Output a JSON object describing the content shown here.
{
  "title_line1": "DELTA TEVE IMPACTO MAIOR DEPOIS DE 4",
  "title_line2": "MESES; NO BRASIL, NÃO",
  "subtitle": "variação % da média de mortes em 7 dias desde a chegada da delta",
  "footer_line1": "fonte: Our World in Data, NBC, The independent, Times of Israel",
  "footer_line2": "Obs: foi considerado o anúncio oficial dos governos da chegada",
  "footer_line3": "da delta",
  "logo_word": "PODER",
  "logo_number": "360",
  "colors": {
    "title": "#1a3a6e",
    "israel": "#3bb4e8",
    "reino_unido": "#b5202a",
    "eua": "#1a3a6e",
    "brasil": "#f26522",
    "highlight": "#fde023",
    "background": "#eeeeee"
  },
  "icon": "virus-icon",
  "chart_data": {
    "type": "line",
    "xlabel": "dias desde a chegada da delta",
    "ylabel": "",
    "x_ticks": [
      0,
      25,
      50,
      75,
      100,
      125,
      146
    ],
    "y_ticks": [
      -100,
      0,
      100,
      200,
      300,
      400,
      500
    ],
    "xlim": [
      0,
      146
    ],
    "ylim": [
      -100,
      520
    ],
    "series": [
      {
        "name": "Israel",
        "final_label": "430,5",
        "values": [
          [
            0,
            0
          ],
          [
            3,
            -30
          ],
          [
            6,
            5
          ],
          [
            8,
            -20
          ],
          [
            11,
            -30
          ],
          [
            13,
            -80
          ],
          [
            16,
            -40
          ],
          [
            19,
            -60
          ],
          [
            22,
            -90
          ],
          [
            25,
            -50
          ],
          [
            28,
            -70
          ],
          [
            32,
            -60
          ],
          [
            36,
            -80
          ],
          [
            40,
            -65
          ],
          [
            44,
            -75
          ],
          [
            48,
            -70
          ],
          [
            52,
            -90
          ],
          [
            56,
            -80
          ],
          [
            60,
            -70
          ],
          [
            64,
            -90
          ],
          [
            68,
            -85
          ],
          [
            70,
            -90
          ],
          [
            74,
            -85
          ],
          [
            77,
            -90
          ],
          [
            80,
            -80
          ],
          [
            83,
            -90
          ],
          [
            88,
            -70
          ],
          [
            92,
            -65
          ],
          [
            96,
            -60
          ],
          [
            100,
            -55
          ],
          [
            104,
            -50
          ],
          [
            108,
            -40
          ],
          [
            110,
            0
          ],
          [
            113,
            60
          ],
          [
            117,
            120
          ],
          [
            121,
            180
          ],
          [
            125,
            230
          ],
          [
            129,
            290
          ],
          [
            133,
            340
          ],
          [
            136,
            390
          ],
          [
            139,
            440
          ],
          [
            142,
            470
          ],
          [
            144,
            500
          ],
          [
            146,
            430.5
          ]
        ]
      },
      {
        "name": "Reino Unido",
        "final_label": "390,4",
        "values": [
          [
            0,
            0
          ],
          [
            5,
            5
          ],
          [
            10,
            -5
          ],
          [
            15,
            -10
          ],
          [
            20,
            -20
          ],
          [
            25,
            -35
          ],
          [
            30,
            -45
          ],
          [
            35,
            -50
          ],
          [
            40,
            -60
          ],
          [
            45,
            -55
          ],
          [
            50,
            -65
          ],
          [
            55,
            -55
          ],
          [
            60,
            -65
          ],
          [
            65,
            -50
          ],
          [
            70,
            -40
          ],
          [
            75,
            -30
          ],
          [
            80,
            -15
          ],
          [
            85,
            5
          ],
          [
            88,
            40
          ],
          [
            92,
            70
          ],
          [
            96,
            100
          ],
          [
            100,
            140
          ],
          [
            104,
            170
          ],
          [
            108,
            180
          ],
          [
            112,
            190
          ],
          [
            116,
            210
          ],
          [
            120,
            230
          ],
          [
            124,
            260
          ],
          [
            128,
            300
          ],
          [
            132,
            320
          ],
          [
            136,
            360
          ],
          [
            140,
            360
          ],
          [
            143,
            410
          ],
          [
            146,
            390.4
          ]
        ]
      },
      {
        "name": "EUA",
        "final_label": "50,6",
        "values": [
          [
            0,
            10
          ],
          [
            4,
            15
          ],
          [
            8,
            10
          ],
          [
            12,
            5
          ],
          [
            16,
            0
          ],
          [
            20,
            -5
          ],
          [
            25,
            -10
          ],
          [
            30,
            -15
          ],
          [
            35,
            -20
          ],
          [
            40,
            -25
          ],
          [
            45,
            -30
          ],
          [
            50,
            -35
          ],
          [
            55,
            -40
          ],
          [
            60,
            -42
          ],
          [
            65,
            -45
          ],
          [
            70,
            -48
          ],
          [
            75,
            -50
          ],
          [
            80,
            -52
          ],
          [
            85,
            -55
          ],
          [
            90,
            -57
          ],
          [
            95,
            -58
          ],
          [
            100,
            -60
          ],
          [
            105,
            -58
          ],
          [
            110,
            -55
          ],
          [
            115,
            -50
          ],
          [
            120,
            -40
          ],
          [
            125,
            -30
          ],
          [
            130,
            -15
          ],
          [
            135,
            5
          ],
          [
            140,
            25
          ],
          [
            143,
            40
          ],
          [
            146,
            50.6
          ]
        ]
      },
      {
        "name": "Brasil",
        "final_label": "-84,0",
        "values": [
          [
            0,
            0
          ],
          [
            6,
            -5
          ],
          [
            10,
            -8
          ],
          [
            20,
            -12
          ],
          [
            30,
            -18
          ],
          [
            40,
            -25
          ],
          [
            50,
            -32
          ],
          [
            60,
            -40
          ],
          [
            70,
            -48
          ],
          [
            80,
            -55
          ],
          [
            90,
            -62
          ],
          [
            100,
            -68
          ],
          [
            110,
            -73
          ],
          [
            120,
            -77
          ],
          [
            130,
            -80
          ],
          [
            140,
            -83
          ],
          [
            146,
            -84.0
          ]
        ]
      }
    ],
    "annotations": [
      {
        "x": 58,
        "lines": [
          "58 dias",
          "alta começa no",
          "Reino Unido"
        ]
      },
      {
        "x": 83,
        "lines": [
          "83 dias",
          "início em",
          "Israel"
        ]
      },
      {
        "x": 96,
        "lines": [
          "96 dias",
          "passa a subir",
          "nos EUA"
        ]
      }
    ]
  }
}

• TO DO
Transcription of all the material must be exact.

• OUTPUT FOR THIS TASK
Output a JSON object describing the content shown here.
{
  "title_line1": "DELTA TEVE IMPACTO MAIOR DEPOIS DE 4",
  "title_line2": "MESES; NO BRASIL, NÃO",
  "subtitle": "variação % da média de mortes em 7 dias desde a chegada da delta",
  "footer_line1": "fonte: Our World in Data, NBC, The independent, Times of Israel",
  "footer_line2": "Obs: foi considerado o anúncio oficial dos governos da chegada",
  "footer_line3": "da delta",
  "logo_word": "PODER",
  "logo_number": "360",
  "colors": {
    "title": "#1a3a6e",
    "israel": "#3bb4e8",
    "reino_unido": "#b5202a",
    "eua": "#1a3a6e",
    "brasil": "#f26522",
    "highlight": "#fde023",
    "background": "#eeeeee"
  },
  "icon": "virus-icon",
  "chart_data": {
    "type": "line",
    "xlabel": "dias desde a chegada da delta",
    "ylabel": "",
    "x_ticks": [
      0,
      25,
      50,
      75,
      100,
      125,
      146
    ],
    "y_ticks": [
      -100,
      0,
      100,
      200,
      300,
      400,
      500
    ],
    "xlim": [
      0,
      146
    ],
    "ylim": [
      -100,
      520
    ],
    "series": [
      {
        "name": "Israel",
        "final_label": "430,5",
        "values": [
          [
            0,
            0
          ],
          [
            3,
            -30
          ],
          [
            6,
            5
          ],
          [
            8,
            -20
          ],
          [
            11,
            -30
          ],
          [
            13,
            -80
          ],
          [
            16,
            -40
          ],
          [
            19,
            -60
          ],
          [
            22,
            -90
          ],
          [
            25,
            -50
          ],
          [
            28,
            -70
          ],
          [
            32,
            -60
          ],
          [
            36,
            -80
          ],
          [
            40,
            -65
          ],
          [
            44,
            -75
          ],
          [
            48,
            -70
          ],
          [
            52,
            -90
          ],
          [
            56,
            -80
          ],
          [
            60,
            -70
          ],
          [
            64,
            -90
          ],
          [
            68,
            -85
          ],
          [
            70,
            -90
          ],
          [
            74,
            -85
          ],
          [
            77,
            -90
          ],
          [
            80,
            -80
          ],
          [
            83,
            -90
          ],
          [
            88,
            -70
          ],
          [
            92,
            -65
          ],
          [
            96,
            -60
          ],
          [
            100,
            -55
          ],
          [
            104,
            -50
          ],
          [
            108,
            -40
          ],
          [
            110,
            0
          ],
          [
            113,
            60
          ],
          [
            117,
            120
          ],
          [
            121,
            180
          ],
          [
            125,
            230
          ],
          [
            129,
            290
          ],
          [
            133,
            340
          ],
          [
            136,
            390
          ],
          [
            139,
            440
          ],
          [
            142,
            470
          ],
          [
            144,
            500
          ],
          [
            146,
            430.5
          ]
        ]
      },
      {
        "name": "Reino Unido",
        "final_label": "390,4",
        "values": [
          [
            0,
            0
          ],
          [
            5,
            5
          ],
          [
            10,
            -5
          ],
          [
            15,
            -10
          ],
          [
            20,
            -20
          ],
          [
            25,
            -35
          ],
          [
            30,
            -45
          ],
          [
            35,
            -50
          ],
          [
            40,
            -60
          ],
          [
            45,
            -55
          ],
          [
            50,
            -65
          ],
          [
            55,
            -55
          ],
          [
            60,
            -65
          ],
          [
            65,
            -50
          ],
          [
            70,
            -40
          ],
          [
            75,
            -30
          ],
          [
            80,
            -15
          ],
          [
            85,
            5
          ],
          [
            88,
            40
          ],
          [
            92,
            70
          ],
          [
            96,
            100
          ],
          [
            100,
            140
          ],
          [
            104,
            170
          ],
          [
            108,
            180
          ],
          [
            112,
            190
          ],
          [
            116,
            210
          ],
          [
            120,
            230
          ],
          [
            124,
            260
          ],
          [
            128,
            300
          ],
          [
            132,
            320
          ],
          [
            136,
            360
          ],
          [
            140,
            360
          ],
          [
            143,
            410
          ],
          [
            146,
            390.4
          ]
        ]
      },
      {
        "name": "EUA",
        "final_label": "50,6",
        "values": [
          [
            0,
            10
          ],
          [
            4,
            15
          ],
          [
            8,
            10
          ],
          [
            12,
            5
          ],
          [
            16,
            0
          ],
          [
            20,
            -5
          ],
          [
            25,
            -10
          ],
          [
            30,
            -15
          ],
          [
            35,
            -20
          ],
          [
            40,
            -25
          ],
          [
            45,
            -30
          ],
          [
            50,
            -35
          ],
          [
            55,
            -40
          ],
          [
            60,
            -42
          ],
          [
            65,
            -45
          ],
          [
            70,
            -48
          ],
          [
            75,
            -50
          ],
          [
            80,
            -52
          ],
          [
            85,
            -55
          ],
          [
            90,
            -57
          ],
          [
            95,
            -58
          ],
          [
            100,
            -60
          ],
          [
            105,
            -58
          ],
          [
            110,
            -55
          ],
          [
            115,
            -50
          ],
          [
            120,
            -40
          ],
          [
            125,
            -30
          ],
          [
            130,
            -15
          ],
          [
            135,
            5
          ],
          [
            140,
            25
          ],
          [
            143,
            40
          ],
          [
            146,
            50.6
          ]
        ]
      },
      {
        "name": "Brasil",
        "final_label": "-84,0",
        "values": [
          [
            0,
            0
          ],
          [
            6,
            -5
          ],
          [
            10,
            -8
          ],
          [
            20,
            -12
          ],
          [
            30,
            -18
          ],
          [
            40,
            -25
          ],
          [
            50,
            -32
          ],
          [
            60,
            -40
          ],
          [
            70,
            -48
          ],
          [
            80,
            -55
          ],
          [
            90,
            -62
          ],
          [
            100,
            -68
          ],
          [
            110,
            -73
          ],
          [
            120,
            -77
          ],
          [
            130,
            -80
          ],
          [
            140,
            -83
          ],
          [
            146,
            -84.0
          ]
        ]
      }
    ],
    "annotations": [
      {
        "x": 58,
        "lines": [
          "58 dias",
          "alta começa no",
          "Reino Unido"
        ]
      },
      {
        "x": 83,
        "lines": [
          "83 dias",
          "início em",
          "Israel"
        ]
      },
      {
        "x": 96,
        "lines": [
          "96 dias",
          "passa a subir",
          "nos EUA"
        ]
      }
    ]
  }
}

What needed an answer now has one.